Records:
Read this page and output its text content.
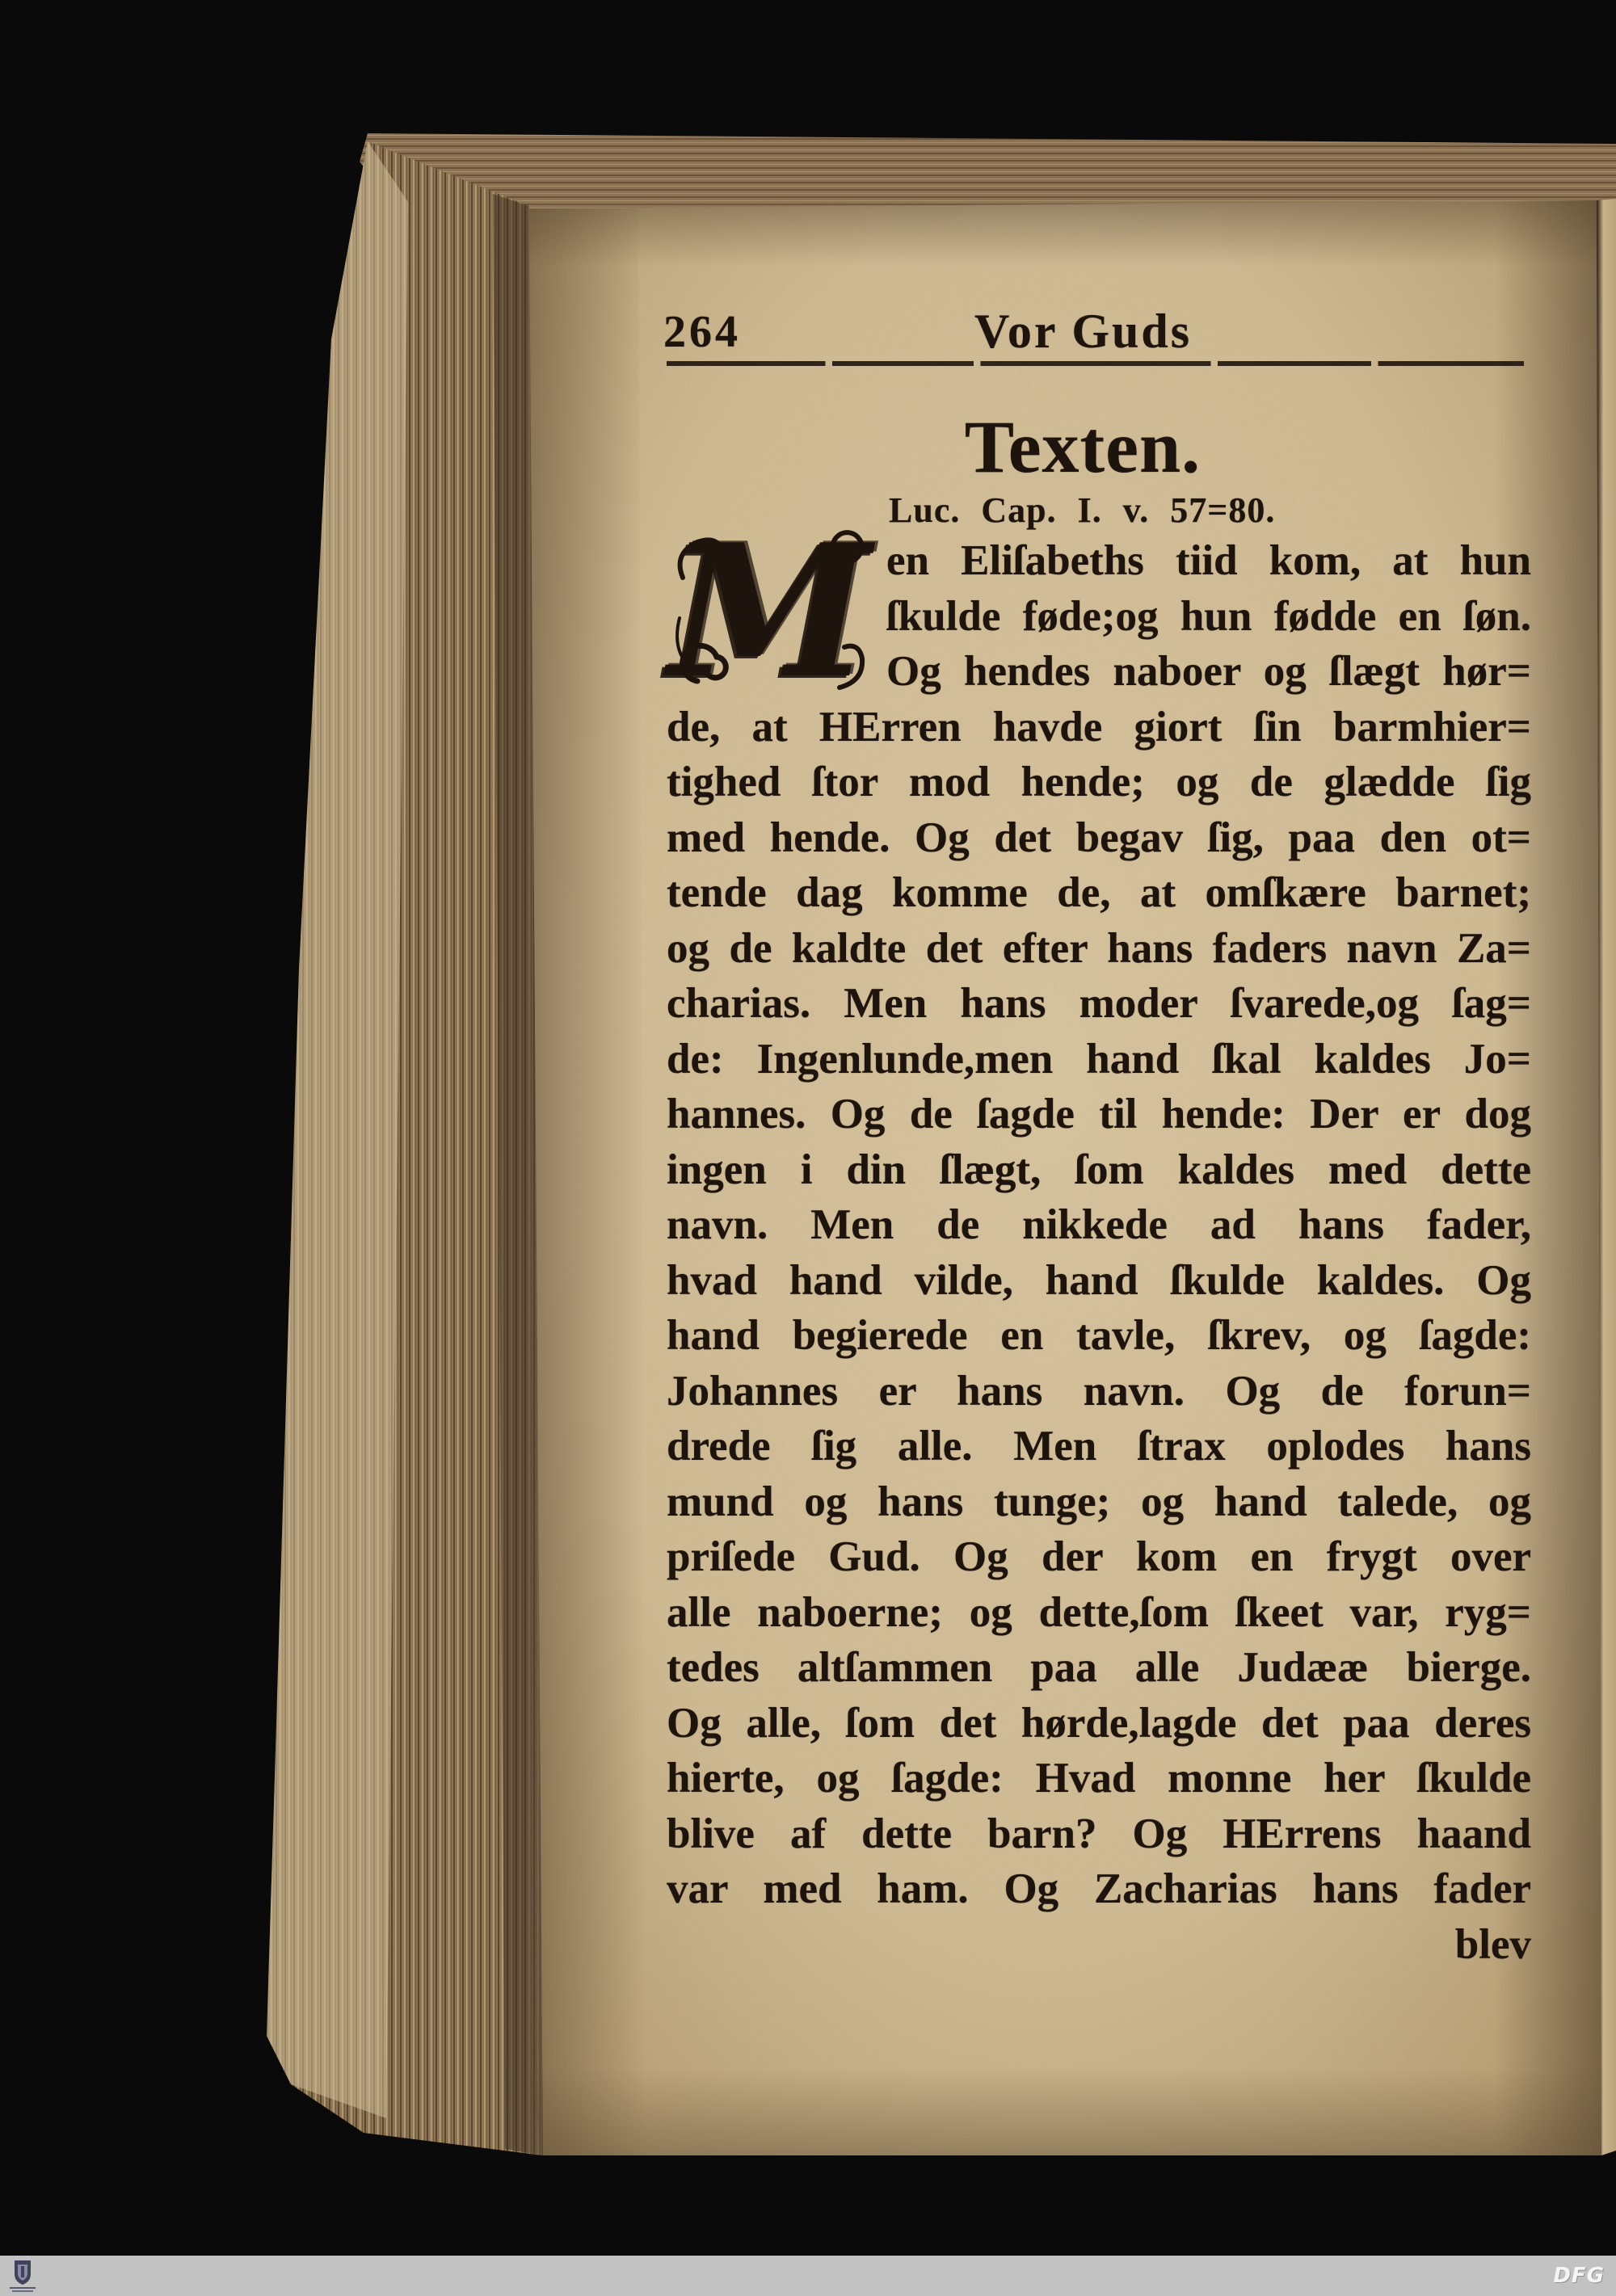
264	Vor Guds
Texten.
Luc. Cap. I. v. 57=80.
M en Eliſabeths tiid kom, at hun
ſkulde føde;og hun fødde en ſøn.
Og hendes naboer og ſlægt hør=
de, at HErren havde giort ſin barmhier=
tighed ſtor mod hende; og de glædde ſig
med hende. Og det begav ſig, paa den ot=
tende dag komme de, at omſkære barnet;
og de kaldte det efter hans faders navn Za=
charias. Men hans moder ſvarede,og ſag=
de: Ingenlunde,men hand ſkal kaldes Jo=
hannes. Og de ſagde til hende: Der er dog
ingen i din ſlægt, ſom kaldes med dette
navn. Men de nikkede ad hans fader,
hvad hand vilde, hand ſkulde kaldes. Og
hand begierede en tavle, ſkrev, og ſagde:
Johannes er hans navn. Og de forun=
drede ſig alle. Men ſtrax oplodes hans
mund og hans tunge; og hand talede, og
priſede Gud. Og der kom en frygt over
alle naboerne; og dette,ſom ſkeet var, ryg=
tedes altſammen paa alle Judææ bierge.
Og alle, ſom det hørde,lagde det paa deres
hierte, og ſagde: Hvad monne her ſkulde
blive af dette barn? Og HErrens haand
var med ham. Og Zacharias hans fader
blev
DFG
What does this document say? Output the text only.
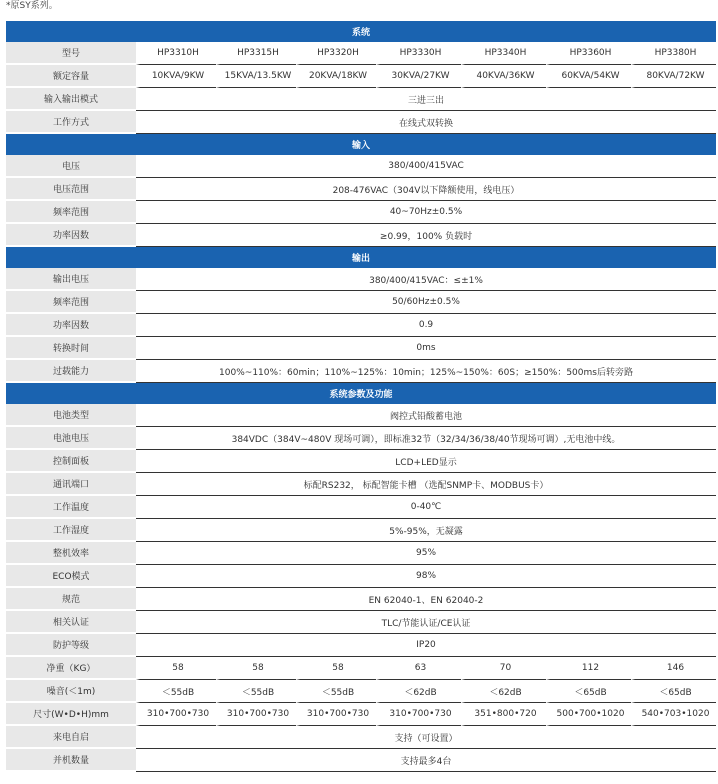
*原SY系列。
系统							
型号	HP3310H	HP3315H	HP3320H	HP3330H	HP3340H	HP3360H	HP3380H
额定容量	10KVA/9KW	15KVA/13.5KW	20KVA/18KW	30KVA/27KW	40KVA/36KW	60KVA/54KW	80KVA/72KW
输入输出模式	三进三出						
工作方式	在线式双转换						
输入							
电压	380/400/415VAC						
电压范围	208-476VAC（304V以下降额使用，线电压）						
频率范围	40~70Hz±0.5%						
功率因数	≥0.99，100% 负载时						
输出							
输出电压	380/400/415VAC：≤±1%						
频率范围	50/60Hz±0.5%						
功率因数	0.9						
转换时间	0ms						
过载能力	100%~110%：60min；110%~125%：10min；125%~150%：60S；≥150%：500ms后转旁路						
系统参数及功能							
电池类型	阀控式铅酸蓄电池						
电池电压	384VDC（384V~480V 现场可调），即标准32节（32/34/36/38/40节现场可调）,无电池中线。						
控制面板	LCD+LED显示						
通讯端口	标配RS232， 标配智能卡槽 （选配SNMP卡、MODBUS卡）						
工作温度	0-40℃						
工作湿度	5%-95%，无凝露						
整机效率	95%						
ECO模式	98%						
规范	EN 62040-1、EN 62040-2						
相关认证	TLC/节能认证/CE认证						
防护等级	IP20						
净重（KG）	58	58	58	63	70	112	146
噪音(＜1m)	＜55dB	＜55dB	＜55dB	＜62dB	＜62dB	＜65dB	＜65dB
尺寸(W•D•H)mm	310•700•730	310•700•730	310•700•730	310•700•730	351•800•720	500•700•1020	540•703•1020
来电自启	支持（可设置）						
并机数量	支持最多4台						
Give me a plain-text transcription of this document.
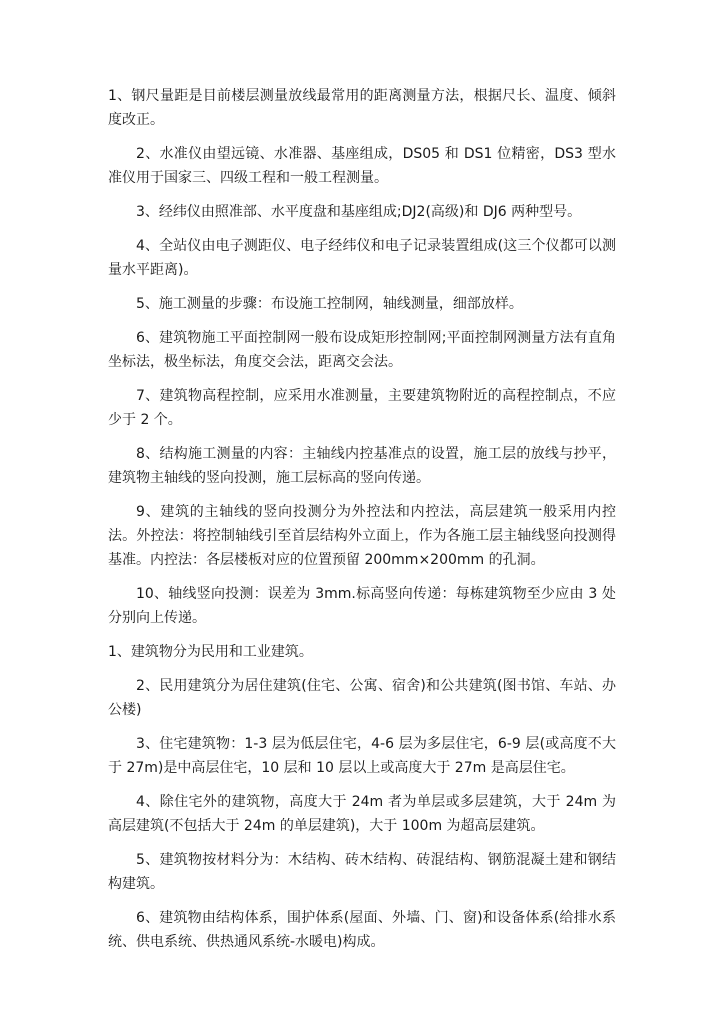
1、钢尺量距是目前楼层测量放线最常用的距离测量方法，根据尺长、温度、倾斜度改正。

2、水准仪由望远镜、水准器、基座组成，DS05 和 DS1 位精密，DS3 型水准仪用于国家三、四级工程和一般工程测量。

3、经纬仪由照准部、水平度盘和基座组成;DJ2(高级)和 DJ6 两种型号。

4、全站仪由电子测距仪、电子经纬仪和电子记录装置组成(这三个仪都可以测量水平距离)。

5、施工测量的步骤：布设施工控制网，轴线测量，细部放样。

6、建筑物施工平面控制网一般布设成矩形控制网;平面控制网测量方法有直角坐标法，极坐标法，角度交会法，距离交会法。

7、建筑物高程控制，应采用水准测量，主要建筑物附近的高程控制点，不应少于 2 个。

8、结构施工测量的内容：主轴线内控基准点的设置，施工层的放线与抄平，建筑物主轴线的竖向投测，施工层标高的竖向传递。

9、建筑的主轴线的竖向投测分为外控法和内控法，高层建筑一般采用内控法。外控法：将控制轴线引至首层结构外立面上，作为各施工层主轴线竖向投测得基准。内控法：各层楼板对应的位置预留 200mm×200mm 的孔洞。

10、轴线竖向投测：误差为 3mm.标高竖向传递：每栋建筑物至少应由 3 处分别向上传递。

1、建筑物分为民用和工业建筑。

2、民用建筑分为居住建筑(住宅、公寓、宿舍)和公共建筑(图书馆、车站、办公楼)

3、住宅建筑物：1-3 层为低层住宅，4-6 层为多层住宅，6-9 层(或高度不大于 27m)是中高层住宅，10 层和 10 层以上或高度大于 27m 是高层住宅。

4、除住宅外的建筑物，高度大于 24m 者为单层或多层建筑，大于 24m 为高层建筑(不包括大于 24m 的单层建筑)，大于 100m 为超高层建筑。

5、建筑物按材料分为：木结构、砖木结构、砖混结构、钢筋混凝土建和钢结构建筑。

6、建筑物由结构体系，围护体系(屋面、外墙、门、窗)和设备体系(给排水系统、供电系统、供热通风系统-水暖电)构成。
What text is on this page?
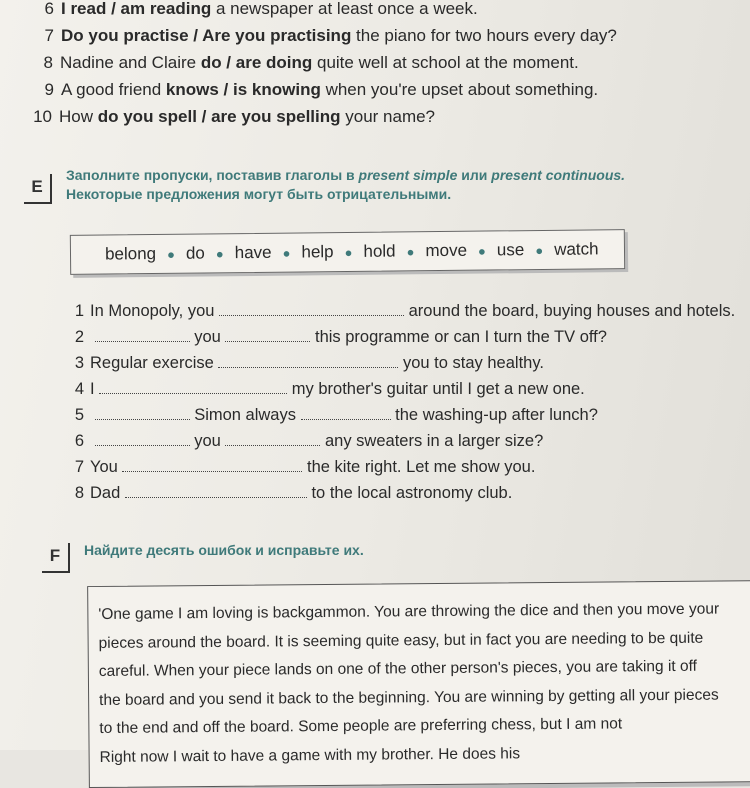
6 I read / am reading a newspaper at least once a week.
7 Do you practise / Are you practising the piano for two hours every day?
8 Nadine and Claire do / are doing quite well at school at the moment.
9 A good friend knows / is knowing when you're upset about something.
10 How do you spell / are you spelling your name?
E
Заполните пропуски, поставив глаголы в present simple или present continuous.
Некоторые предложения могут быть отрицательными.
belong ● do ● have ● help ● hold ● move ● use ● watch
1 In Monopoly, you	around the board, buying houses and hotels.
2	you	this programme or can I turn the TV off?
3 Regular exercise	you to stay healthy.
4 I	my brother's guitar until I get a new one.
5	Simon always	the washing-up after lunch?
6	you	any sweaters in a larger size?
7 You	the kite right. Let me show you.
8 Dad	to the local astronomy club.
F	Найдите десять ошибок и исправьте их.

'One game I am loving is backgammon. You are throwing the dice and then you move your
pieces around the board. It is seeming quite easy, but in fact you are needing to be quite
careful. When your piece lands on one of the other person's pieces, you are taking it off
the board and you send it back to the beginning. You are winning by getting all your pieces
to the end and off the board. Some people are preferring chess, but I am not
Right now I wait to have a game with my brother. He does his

EXERCISE PROMPT: Find each line holding "kaldes". Copy it out.

TASK OUTPUT:
de: Ingenlunde,men hand ſkal kaldes Jo=
ingen i din ſlægt, ſom kaldes med dette
hvad hand vilde, hand ſkulde kaldes. Og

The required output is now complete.